E dunque, Dentro, Fuori, Oltre: una delle prime scene parlanti che vediamo inquadra proprio lei in ginocchio davanti al letto. Due croci: una sul lato sinistro dell'inquadratura, il crocifisso, immobile, (o)scuro, il dentro, a cui lei si rivolge. L'altra sul lato destro, la finestra, illuminata, il fuori, in movimento. Ma in realtà c'è una terza croce, quella che non vediamo ma che sappiamo esistere, quella che lei ha tra le mani e che in ultima analisi è il vero destinatario della sua preghiera, dunque l'oltre. Lei si rivolge all'Oltre, guardando il Dentro e ignorando o volgendo le spalle al Fuori. È il modo di Dumont di definire gli elementi della storia.
Poi però Hadewijch torna a correre verso il suo rifugio, uno strano gioco di fuori e dentro, ossia una statua in marmo del Cristo, conservata in una specie di grotta chiusa da una grata, che rappresenta quell'ostacolo fisico che impedisce alla ragazza di avvicinarsi se possibile ancora di più all'oggetto del suo amore. Oggetto, Amore.

 

Il corpo per lei è dunque un'ossessione, perché non distingue, come sostiene la Madre Superiora, tra sacrificio e martirio. E infatti è con la tendenza al martirio, più che al sacrificio, che la ragazza muove i propri passi, mortificando tutti i bisogni fisici, digiunando e non riparandosi dal freddo; ed è confondendo l'astinenza dalle passioni con la loro distruzione totale che perderà di vista il proprio percorso. La suora lo stabilisce in maniera molto chiara: la ragazza deve tornare alla vita reale, al mondo esterno, non è necessario allontanarsene per dimostrare il suo amore per Dio, ci saranno pure altri modi di dimostrarlo senza vivere in quell'isolamento che lei sta trasformando in martirio. Pericoloso per la sua fede, inoltre.

 

Il tema dunque sembra essere la fede di Hadewijch, ma c'è qualcosa che non torna. Si diceva: Oggetto, Amore. Il nodo centrale non è dunque la fede, quella non sembra essere in dubbio. Il problema sembra essere il desiderio di veder manifestata in una forma concreta la presenza di Dio, e dunque apparentemente il contrario, l'assenza di fede. In un illuminante conversazione con Nassir, il ragazzo musulmano che insegna religione, è proprio lui a cercare di darle una direzione. Dio c'è. La tua fede è sapere che c'è, anche se non lo vedi. L'invisibile, l'ignoto, il nascosto, comunque lo chiami è una presenza che fonda il suo Amore per te sull'apparente assenza. Sta a te non considerarla assenza e dare un significato alla sua invisibilità. Il Cristianesimo si basa sull'incarnazione di un Dio invisibile ma presente in qualcosa di visibile all'uomo, un figlio dalle sembianze umane venuto a trasmettere, spiegare, comunicare un messaggio di amore. Ma una volta sola! Non sempre: il resto deve farlo l'Uomo. Ed è Nassir a ricordare a Hadewijch che il Dio che lei ama e che 'le manca' è sempre là, accanto a lei, pronto a materializzarsi nel momento in cui lei recupera la fede.

** Materiale **
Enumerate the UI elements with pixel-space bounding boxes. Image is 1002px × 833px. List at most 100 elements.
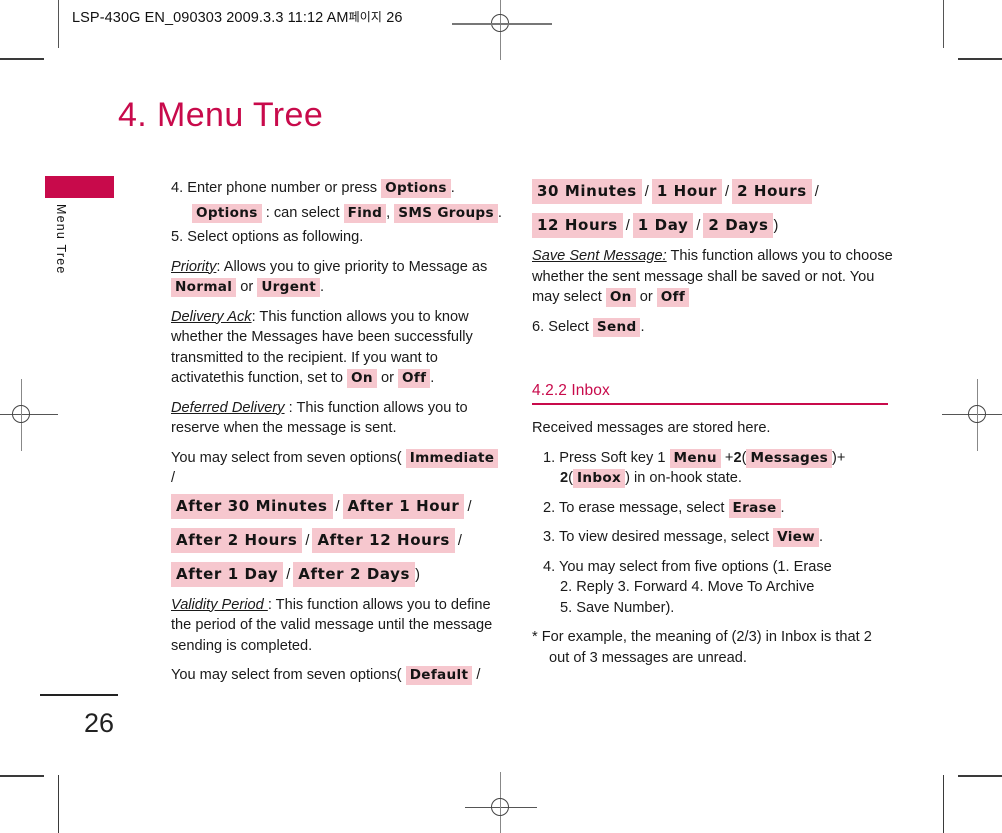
token-find: Find: [343, 203, 387, 223]
delivery-ack-label: Delivery Ack: [171, 308, 252, 325]
priority-or: or: [240, 279, 254, 295]
registration-mark-right: [942, 379, 1002, 451]
option-separator: /: [467, 498, 472, 515]
token-1-day: 1 Day: [632, 213, 694, 238]
step-5-paragraph: 5. Select options as following.: [171, 229, 364, 245]
step-4-prefix: 4. Enter phone number or press: [171, 180, 378, 196]
token-12-hours: 12 Hours: [532, 213, 623, 238]
token-after-12-hours: After 12 Hours: [312, 527, 455, 553]
delivery-ack-end: .: [430, 370, 435, 386]
validity-period-label: Validity Period: [171, 596, 268, 613]
inbox-footnote: * For example, the meaning of (2/3) in I…: [532, 629, 872, 666]
token-30-minutes: 30 Minutes: [532, 179, 642, 204]
options-detail-paragraph: Options : can select Find, SMS Groups.: [171, 203, 505, 224]
option-separator: /: [696, 218, 701, 234]
option-separator: /: [305, 532, 310, 549]
inbox-step-3-prefix: 3. To view desired message, select: [543, 529, 770, 545]
right-column-lower: Received messages are stored here. 1. Pr…: [532, 418, 894, 677]
token-send: Send: [592, 317, 641, 337]
token-erase: Erase: [728, 498, 781, 518]
inbox-step-1-tail: in on-hook state.: [634, 470, 742, 486]
options-end: .: [497, 204, 502, 221]
token-urgent: Urgent: [257, 278, 320, 297]
token-2-days: 2 Days: [703, 213, 774, 238]
validity-options-row-2: 12 Hours/1 Day/2 Days): [532, 212, 894, 239]
option-separator: /: [457, 532, 462, 549]
section-heading-inbox: 4.2.2 Inbox: [532, 382, 888, 405]
step-6-suffix: .: [640, 318, 645, 335]
option-separator: /: [625, 218, 630, 234]
token-messages: Messages: [746, 448, 832, 468]
inbox-step-4-line-2: 2. Reply 3. Forward 4. Move To Archive: [560, 579, 815, 595]
priority-label: Priority: [171, 258, 217, 275]
deferred-options-intro: You may select from seven options( Immed…: [171, 448, 505, 489]
token-after-1-hour: After 1 Hour: [342, 493, 465, 519]
option-separator: /: [171, 470, 176, 486]
scan-header-file: LSP-430G EN_090303 2009.3.3 11:12 AM: [72, 10, 349, 26]
priority-text: : Allows you to give priority to Message…: [216, 258, 488, 275]
inbox-step-1-prefix: 1. Press Soft key 1: [543, 449, 666, 466]
scan-header: LSP-430G EN_090303 2009.3.3 11:12 AM페이지 …: [0, 0, 1002, 48]
registration-mark-bottom: [465, 772, 537, 833]
deferred-options-row-3: After 1 Day / After 2 Days): [171, 561, 505, 588]
priority-end: .: [320, 279, 325, 295]
token-view: View: [773, 528, 820, 547]
deferred-intro-text: You may select from seven options(: [171, 449, 402, 466]
page-number-rule: [40, 694, 118, 696]
token-on: On: [347, 369, 377, 388]
validity-options-row-1: 30 Minutes/1 Hour/2 Hours /: [532, 178, 894, 205]
crop-mark-right-v: [943, 775, 945, 833]
inbox-step-2-suffix: .: [780, 499, 785, 516]
option-separator: /: [814, 184, 819, 200]
plus-sign-2: +: [836, 449, 846, 466]
paren-close-b: ): [625, 470, 630, 486]
priority-paragraph: Priority: Allows you to give priority to…: [171, 257, 505, 298]
inbox-step-4-line-1: 4. You may select from five options (1. …: [543, 558, 832, 575]
section-heading-text: 4.2.2 Inbox: [532, 382, 610, 399]
inbox-step-1: 1. Press Soft key 1 Menu +2(Messages)+ 2(…: [532, 448, 894, 489]
crop-mark-top-left-h: [0, 58, 44, 60]
option-separator: /: [286, 566, 291, 583]
crop-mark-left-v: [58, 775, 60, 833]
token-immediate: Immediate: [405, 448, 499, 468]
option-separator: /: [725, 184, 730, 200]
inbox-step-2: 2. To erase message, select Erase.: [532, 498, 894, 519]
options-comma: ,: [386, 204, 391, 221]
token-sms-groups: SMS Groups: [394, 203, 498, 223]
inbox-step-2-prefix: 2. To erase message, select: [543, 499, 725, 516]
crop-mark-bottom-left-h: [0, 775, 44, 777]
validity-period-paragraph: Validity Period : This function allows y…: [171, 595, 505, 657]
token-normal: Normal: [171, 278, 237, 297]
deferred-delivery-paragraph: Deferred Delivery : This function allows…: [171, 398, 505, 439]
right-column-upper: 30 Minutes/1 Hour/2 Hours/ 12 Hours/1 Da…: [532, 178, 894, 346]
token-default: Default: [405, 666, 473, 685]
option-separator: /: [476, 667, 481, 683]
step-6-prefix: 6. Select: [532, 318, 589, 335]
delivery-ack-paragraph: Delivery Ack: This function allows you t…: [171, 307, 505, 389]
scan-header-pagenum: 26: [386, 10, 403, 26]
registration-mark-left: [0, 379, 58, 451]
header-rule-right: [943, 0, 944, 48]
token-options: Options: [381, 179, 451, 198]
header-rule-left: [58, 0, 59, 48]
deferred-paren-close: ): [415, 566, 420, 583]
option-separator: /: [335, 498, 340, 515]
scan-header-korean: 페이지: [348, 10, 383, 24]
inbox-step-3-suffix: .: [819, 529, 824, 545]
token-off-save: Off: [656, 288, 690, 307]
save-sent-or: or: [639, 289, 653, 305]
keynum-2-b: 2: [560, 470, 569, 486]
deferred-options-row-2: After 2 Hours / After 12 Hours /: [171, 527, 505, 554]
inbox-intro: Received messages are stored here.: [532, 420, 771, 436]
keynum-2-a: 2: [733, 449, 742, 466]
step-4-paragraph: 4. Enter phone number or press Options.: [171, 178, 505, 199]
delivery-ack-or: or: [380, 370, 394, 386]
token-inbox: Inbox: [573, 469, 626, 488]
side-tab-label: Menu Tree: [54, 204, 68, 275]
option-separator: /: [644, 184, 649, 200]
token-after-2-hours: After 2 Hours: [171, 527, 303, 553]
token-menu: Menu: [669, 448, 721, 468]
token-on-save: On: [605, 288, 636, 307]
token-after-1-day: After 1 Day: [171, 561, 284, 587]
left-column: 4. Enter phone number or press Options. …: [171, 178, 505, 695]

** Quesito scritto 1 **
Per favore, indica se ciascuna affermazione concorda con il brano: rispondi sì o no e cita alla lettera le parole del brano che lo stabiliscono. (a) Il crocifisso si trova sul lato sinistro dell'inquadratura. (b) Nassir è un ragazzo cristiano che insegna musica. (c) La statua del Cristo è conservata in una specie di grotta chiusa da una porta di legno.
** Quesito scritto 2 **
Ricopia fedelmente dal brano il passo da "Poi però Hadewijch" a "amore. Oggetto, Amore.".

** Risposta 1 **
(a) Sì: «una sul lato sinistro dell'inquadratura, il crocifisso».
(b) No: «il ragazzo musulmano che insegna religione».
(c) No: «in una specie di grotta chiusa da una grata».

** Risposta 2 **
Poi però Hadewijch torna a correre verso il suo rifugio, uno strano gioco di fuori e dentro, ossia una statua in marmo del Cristo, conservata in una specie di grotta chiusa da una grata, che rappresenta quell'ostacolo fisico che impedisce alla ragazza di avvicinarsi se possibile ancora di più all'oggetto del suo amore. Oggetto, Amore.